*STATED GOAL*. Find every line in the data below that contains the word "table", with uppercase and lowercase letters matching, and copy each of those lines.

□ □ □ □ □

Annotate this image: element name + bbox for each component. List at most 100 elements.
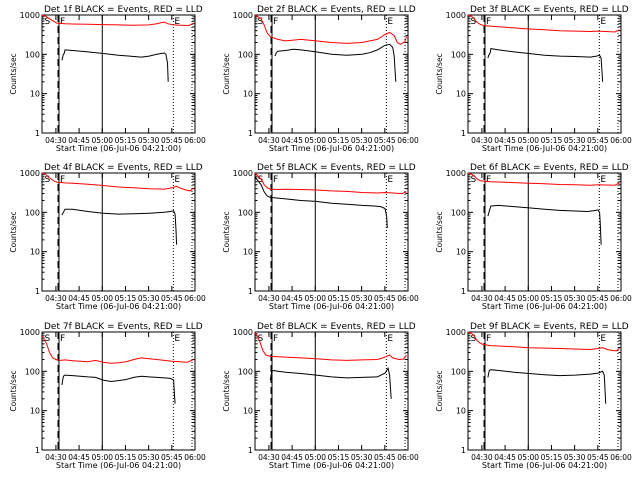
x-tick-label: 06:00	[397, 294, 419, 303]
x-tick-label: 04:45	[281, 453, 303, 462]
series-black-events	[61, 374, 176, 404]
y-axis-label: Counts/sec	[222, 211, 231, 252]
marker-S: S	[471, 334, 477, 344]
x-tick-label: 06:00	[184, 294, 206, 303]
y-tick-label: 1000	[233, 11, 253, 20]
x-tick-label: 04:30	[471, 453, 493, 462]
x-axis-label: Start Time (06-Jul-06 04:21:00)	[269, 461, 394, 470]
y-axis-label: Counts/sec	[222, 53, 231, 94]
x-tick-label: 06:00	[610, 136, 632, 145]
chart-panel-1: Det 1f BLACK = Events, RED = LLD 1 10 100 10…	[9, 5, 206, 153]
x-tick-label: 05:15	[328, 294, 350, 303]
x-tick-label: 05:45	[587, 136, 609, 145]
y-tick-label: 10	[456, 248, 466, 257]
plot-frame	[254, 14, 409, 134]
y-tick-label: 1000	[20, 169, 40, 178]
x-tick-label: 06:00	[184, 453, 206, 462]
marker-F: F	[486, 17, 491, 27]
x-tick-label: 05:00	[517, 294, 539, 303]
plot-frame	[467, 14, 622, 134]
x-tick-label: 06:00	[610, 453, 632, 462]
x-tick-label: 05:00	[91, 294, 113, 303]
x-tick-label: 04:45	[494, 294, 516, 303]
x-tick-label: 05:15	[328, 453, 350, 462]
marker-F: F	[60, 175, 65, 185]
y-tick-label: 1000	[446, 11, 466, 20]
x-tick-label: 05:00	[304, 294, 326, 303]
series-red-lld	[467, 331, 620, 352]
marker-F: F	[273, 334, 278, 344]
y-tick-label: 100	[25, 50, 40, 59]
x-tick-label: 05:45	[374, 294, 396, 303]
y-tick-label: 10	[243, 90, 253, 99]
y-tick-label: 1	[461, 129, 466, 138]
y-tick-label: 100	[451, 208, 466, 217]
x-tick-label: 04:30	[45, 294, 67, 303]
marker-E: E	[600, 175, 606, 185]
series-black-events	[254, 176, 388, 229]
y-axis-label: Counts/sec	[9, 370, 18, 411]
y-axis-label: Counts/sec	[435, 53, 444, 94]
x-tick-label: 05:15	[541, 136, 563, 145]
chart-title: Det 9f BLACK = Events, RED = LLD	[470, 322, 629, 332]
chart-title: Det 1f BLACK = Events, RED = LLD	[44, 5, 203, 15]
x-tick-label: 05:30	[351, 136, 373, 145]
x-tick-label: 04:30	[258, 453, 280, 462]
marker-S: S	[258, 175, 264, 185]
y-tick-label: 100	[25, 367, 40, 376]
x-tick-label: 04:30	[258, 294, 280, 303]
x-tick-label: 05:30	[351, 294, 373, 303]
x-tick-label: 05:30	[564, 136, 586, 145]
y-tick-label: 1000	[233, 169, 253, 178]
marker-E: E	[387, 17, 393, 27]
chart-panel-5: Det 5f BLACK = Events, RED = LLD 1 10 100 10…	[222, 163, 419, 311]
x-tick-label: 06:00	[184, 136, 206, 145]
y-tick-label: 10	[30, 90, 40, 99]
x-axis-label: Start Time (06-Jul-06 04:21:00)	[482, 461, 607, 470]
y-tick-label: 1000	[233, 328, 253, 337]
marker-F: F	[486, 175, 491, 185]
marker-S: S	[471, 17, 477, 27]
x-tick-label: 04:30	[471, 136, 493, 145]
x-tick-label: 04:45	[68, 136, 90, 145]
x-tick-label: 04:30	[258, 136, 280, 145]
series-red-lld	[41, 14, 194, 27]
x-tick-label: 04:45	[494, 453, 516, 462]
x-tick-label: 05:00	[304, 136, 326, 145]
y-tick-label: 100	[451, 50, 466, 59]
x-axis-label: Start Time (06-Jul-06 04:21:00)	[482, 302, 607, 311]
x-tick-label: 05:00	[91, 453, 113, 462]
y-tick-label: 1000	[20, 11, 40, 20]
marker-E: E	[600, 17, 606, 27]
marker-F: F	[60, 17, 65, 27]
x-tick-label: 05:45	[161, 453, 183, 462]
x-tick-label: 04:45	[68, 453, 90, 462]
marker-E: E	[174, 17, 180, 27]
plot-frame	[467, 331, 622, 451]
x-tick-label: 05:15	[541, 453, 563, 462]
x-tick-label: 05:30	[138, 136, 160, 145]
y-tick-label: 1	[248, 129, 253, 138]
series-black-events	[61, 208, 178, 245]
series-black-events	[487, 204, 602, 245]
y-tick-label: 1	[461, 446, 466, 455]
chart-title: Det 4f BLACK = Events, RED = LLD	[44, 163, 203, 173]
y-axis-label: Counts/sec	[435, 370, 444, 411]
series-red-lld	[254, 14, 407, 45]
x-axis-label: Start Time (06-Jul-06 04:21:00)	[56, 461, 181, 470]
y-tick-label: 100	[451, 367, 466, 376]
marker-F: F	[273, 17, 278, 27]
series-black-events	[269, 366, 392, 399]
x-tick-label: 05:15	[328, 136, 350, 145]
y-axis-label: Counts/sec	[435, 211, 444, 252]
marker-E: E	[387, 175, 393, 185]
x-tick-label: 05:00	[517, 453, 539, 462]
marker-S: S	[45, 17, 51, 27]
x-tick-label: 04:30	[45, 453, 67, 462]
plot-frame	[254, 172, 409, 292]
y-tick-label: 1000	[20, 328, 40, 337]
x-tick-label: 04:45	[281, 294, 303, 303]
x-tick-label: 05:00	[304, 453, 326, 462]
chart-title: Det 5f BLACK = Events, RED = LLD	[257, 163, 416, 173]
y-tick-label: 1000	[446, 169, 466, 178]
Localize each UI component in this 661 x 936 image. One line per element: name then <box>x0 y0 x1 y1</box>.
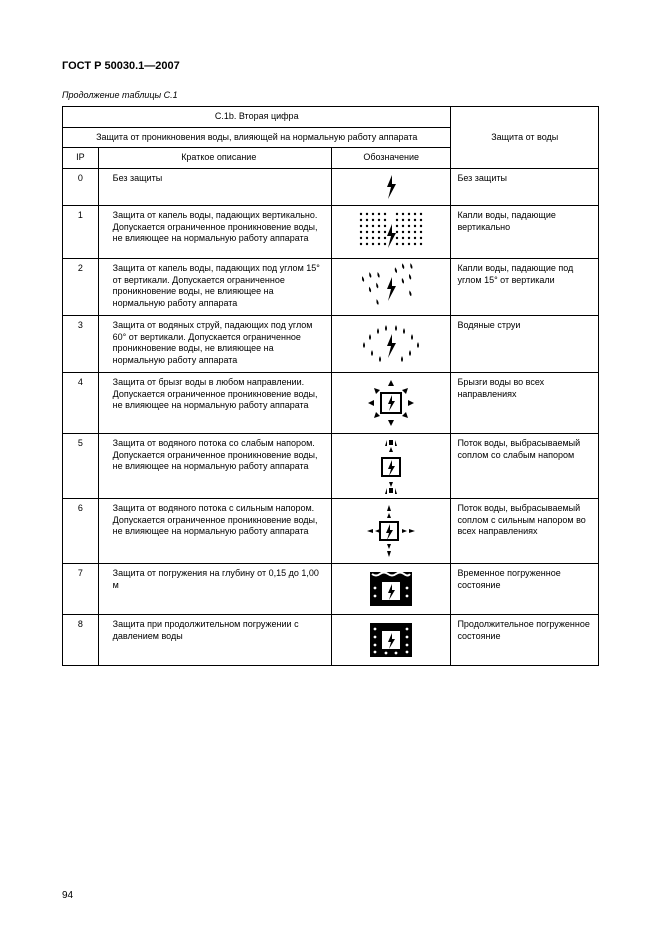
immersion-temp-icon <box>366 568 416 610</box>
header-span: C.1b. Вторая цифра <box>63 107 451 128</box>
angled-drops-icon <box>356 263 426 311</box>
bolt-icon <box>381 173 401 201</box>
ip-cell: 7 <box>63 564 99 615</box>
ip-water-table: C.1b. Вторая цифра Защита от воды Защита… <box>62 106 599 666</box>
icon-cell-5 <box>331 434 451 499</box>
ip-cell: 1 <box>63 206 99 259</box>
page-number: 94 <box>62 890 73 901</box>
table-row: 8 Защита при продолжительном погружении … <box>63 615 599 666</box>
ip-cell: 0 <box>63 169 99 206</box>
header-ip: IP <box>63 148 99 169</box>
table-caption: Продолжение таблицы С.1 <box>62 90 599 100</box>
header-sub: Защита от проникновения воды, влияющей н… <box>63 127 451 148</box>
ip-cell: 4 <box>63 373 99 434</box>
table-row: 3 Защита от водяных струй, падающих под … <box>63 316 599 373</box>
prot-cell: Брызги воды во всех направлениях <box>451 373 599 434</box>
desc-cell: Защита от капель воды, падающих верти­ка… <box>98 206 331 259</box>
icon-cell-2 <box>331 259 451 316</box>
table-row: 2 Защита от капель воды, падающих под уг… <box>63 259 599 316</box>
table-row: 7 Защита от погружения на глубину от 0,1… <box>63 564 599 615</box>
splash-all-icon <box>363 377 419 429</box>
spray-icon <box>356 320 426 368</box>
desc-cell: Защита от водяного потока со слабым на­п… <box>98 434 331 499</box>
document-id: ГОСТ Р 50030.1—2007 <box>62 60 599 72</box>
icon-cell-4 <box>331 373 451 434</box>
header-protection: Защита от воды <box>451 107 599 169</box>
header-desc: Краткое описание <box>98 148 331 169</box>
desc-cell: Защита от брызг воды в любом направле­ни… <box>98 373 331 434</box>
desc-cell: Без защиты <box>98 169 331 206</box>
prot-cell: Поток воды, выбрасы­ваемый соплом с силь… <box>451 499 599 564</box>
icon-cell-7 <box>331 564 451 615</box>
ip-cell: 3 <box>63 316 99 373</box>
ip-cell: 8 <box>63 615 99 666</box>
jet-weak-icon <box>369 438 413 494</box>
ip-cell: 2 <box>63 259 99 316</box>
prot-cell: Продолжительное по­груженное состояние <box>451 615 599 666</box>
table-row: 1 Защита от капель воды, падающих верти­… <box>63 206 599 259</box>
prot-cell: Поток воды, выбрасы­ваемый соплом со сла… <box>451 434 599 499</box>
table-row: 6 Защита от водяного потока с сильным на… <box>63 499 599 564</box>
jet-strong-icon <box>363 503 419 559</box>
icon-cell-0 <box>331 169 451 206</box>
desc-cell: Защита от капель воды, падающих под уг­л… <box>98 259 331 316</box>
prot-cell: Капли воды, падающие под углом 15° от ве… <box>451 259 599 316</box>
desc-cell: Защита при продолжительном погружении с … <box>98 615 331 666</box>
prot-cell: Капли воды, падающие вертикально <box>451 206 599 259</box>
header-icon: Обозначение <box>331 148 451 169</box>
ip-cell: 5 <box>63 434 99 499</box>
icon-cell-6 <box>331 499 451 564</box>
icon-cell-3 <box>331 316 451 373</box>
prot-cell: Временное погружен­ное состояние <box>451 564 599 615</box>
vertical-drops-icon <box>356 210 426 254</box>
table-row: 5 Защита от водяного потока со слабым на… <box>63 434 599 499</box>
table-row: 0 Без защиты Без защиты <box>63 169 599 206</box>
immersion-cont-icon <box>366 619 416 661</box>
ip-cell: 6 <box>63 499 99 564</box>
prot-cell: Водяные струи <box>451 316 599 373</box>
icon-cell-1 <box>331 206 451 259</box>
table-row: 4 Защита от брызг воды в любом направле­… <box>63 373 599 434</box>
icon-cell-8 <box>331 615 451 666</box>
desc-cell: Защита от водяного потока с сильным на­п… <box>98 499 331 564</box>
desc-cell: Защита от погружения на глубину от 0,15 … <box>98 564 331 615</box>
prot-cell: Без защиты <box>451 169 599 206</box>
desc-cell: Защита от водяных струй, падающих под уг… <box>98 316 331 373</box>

□ □ □ □ □

*THE RESULT*.
ip-water-table: C.1b. Вторая цифра Защита от воды Защита… <box>62 106 599 666</box>
table-row: 8 Защита при продолжительном погружении … <box>63 615 599 666</box>
table-caption: Продолжение таблицы С.1 <box>62 90 599 100</box>
table-row: 3 Защита от водяных струй, падающих под … <box>63 316 599 373</box>
table-row: 2 Защита от капель воды, падающих под уг… <box>63 259 599 316</box>
table-row: 7 Защита от погружения на глубину от 0,1… <box>63 564 599 615</box>
table-row: 1 Защита от капель воды, падающих верти­… <box>63 206 599 259</box>
table-row: 6 Защита от водяного потока с сильным на… <box>63 499 599 564</box>
table-row: 5 Защита от водяного потока со слабым на… <box>63 434 599 499</box>
table-row: 0 Без защиты Без защиты <box>63 169 599 206</box>
table-row: 4 Защита от брызг воды в любом направле­… <box>63 373 599 434</box>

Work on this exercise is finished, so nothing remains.